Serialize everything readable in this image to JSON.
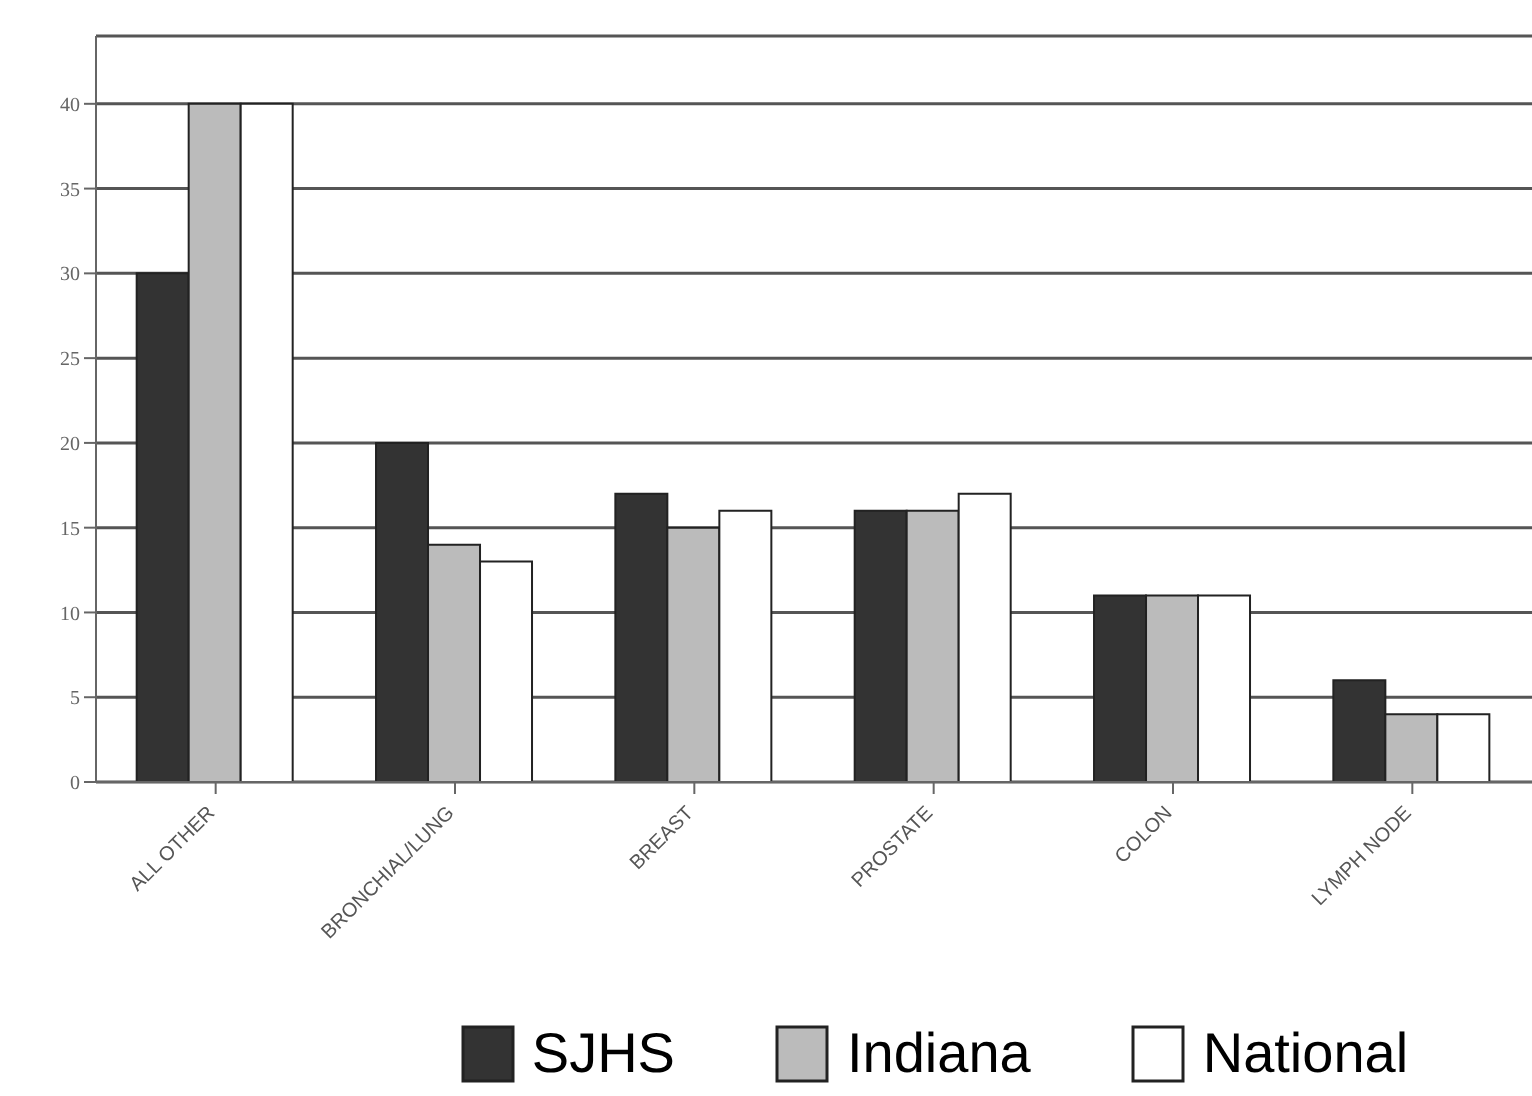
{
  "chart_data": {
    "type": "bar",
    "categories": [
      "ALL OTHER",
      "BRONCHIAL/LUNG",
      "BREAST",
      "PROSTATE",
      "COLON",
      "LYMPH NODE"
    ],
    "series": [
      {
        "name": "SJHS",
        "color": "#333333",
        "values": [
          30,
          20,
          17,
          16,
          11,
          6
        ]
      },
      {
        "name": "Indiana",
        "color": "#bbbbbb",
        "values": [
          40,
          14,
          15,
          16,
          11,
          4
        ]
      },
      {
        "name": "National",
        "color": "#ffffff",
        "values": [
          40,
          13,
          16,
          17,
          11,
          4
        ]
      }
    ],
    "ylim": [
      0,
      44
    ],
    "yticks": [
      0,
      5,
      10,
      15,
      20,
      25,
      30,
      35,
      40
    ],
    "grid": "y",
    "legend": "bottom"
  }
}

(Aim): Write the full listing out again with every line unchanged, but include no pictures.

(Response to the task):
Serialize everything readable in this image to JSON.
{
  "chart_data": {
    "type": "bar",
    "categories": [
      "ALL OTHER",
      "BRONCHIAL/LUNG",
      "BREAST",
      "PROSTATE",
      "COLON",
      "LYMPH NODE"
    ],
    "series": [
      {
        "name": "SJHS",
        "color": "#333333",
        "values": [
          30,
          20,
          17,
          16,
          11,
          6
        ]
      },
      {
        "name": "Indiana",
        "color": "#bbbbbb",
        "values": [
          40,
          14,
          15,
          16,
          11,
          4
        ]
      },
      {
        "name": "National",
        "color": "#ffffff",
        "values": [
          40,
          13,
          16,
          17,
          11,
          4
        ]
      }
    ],
    "ylim": [
      0,
      44
    ],
    "yticks": [
      0,
      5,
      10,
      15,
      20,
      25,
      30,
      35,
      40
    ],
    "grid": "y",
    "legend": "bottom"
  }
}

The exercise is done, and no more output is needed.